> SUPPLIED RECORDS:
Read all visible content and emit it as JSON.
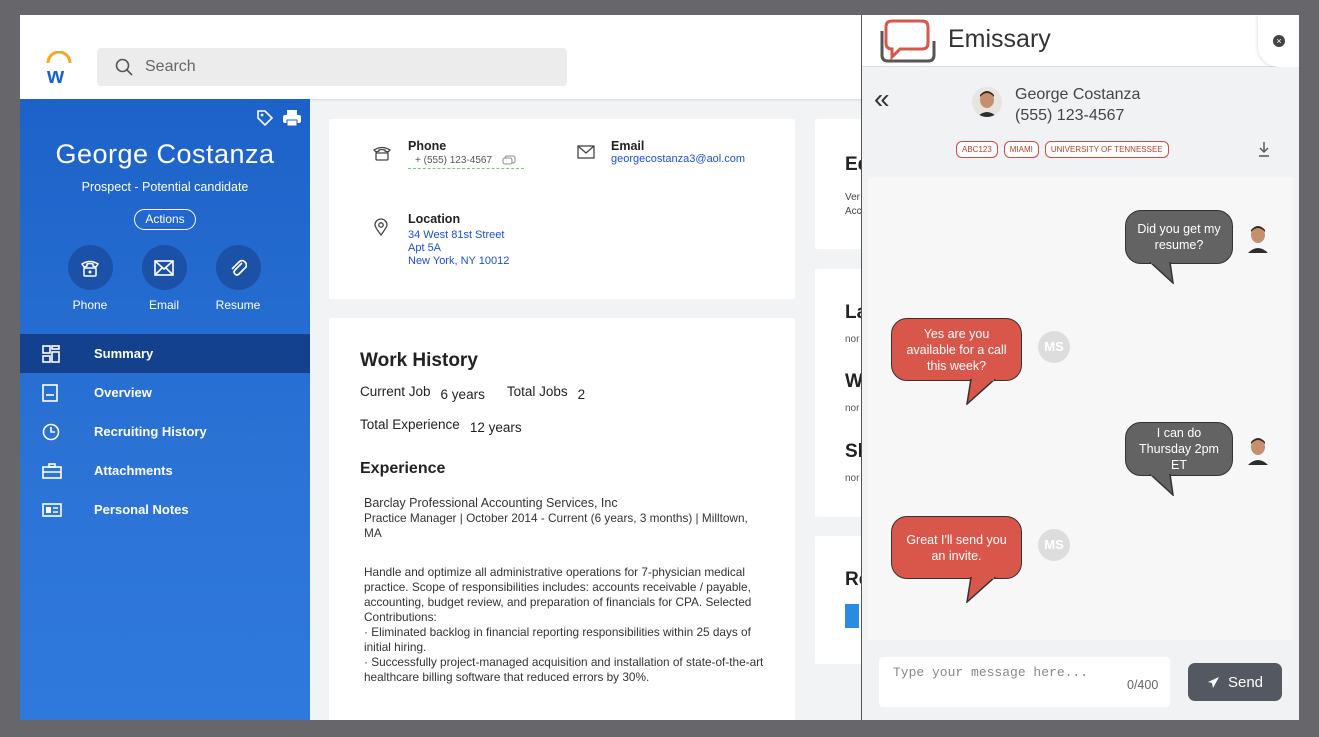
{
  "header": {
    "search_placeholder": "Search",
    "logo_letter": "w"
  },
  "profile": {
    "name": "George Costanza",
    "subtitle": "Prospect - Potential candidate",
    "actions_label": "Actions",
    "quick_actions": [
      "Phone",
      "Email",
      "Resume"
    ]
  },
  "nav": {
    "items": [
      {
        "label": "Summary",
        "icon": "grid-icon",
        "active": true
      },
      {
        "label": "Overview",
        "icon": "document-icon",
        "active": false
      },
      {
        "label": "Recruiting History",
        "icon": "clock-icon",
        "active": false
      },
      {
        "label": "Attachments",
        "icon": "briefcase-icon",
        "active": false
      },
      {
        "label": "Personal Notes",
        "icon": "id-card-icon",
        "active": false
      }
    ]
  },
  "contact": {
    "phone_label": "Phone",
    "phone_value": "+ (555) 123-4567",
    "email_label": "Email",
    "email_value": "georgecostanza3@aol.com",
    "location_label": "Location",
    "location_line1": "34 West 81st Street",
    "location_line2": "Apt 5A",
    "location_line3": "New York, NY 10012"
  },
  "work": {
    "title": "Work History",
    "current_job_label": "Current Job",
    "current_job_value": "6 years",
    "total_jobs_label": "Total Jobs",
    "total_jobs_value": "2",
    "total_exp_label": "Total Experience",
    "total_exp_value": "12 years",
    "experience_title": "Experience",
    "company": "Barclay Professional Accounting Services, Inc",
    "role": "Practice Manager | October 2014 - Current (6 years, 3 months) | Milltown, MA",
    "description": "Handle and optimize all administrative operations for 7-physician medical practice. Scope of responsibilities includes: accounts receivable / payable, accounting, budget review, and preparation of financials for CPA. Selected Contributions:",
    "bullet1": "· Eliminated backlog in financial reporting responsibilities within 25 days of initial hiring.",
    "bullet2": "· Successfully project-managed acquisition and installation of state-of-the-art healthcare billing software that reduced errors by 30%."
  },
  "right_cards": {
    "c1_title": "Ed",
    "c1_l1": "Ver",
    "c1_l2": "Acc",
    "c2_title": "La",
    "c2_l1": "nor",
    "c3_title": "W",
    "c3_l1": "nor",
    "c4_title": "Sk",
    "c4_l1": "nor",
    "c5_title": "Re"
  },
  "emissary": {
    "title": "Emissary",
    "contact_name": "George Costanza",
    "contact_phone": "(555) 123-4567",
    "tags": [
      "ABC123",
      "MIAMI",
      "UNIVERSITY OF TENNESSEE"
    ],
    "messages": [
      {
        "from": "candidate",
        "text": "Did you get my resume?"
      },
      {
        "from": "recruiter",
        "initials": "MS",
        "text": "Yes are you available for a call this week?"
      },
      {
        "from": "candidate",
        "text": "I can do Thursday 2pm ET"
      },
      {
        "from": "recruiter",
        "initials": "MS",
        "text": "Great I'll send you an invite."
      }
    ],
    "input_placeholder": "Type your message here...",
    "counter": "0/400",
    "send_label": "Send"
  },
  "colors": {
    "sidebar": "#1c62c8",
    "nav_active": "#13418d",
    "link": "#1d4fd0",
    "bubble_out": "#636363",
    "bubble_in": "#d9564a",
    "send_button": "#535861"
  }
}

> DIRECTIONS FOR THIS TASK: Out of the preceding entries, pull every line containing the string "icon".

> THE ANSWER:
        "icon": "grid-icon",
        "icon": "document-icon",
        "icon": "clock-icon",
        "icon": "briefcase-icon",
        "icon": "id-card-icon",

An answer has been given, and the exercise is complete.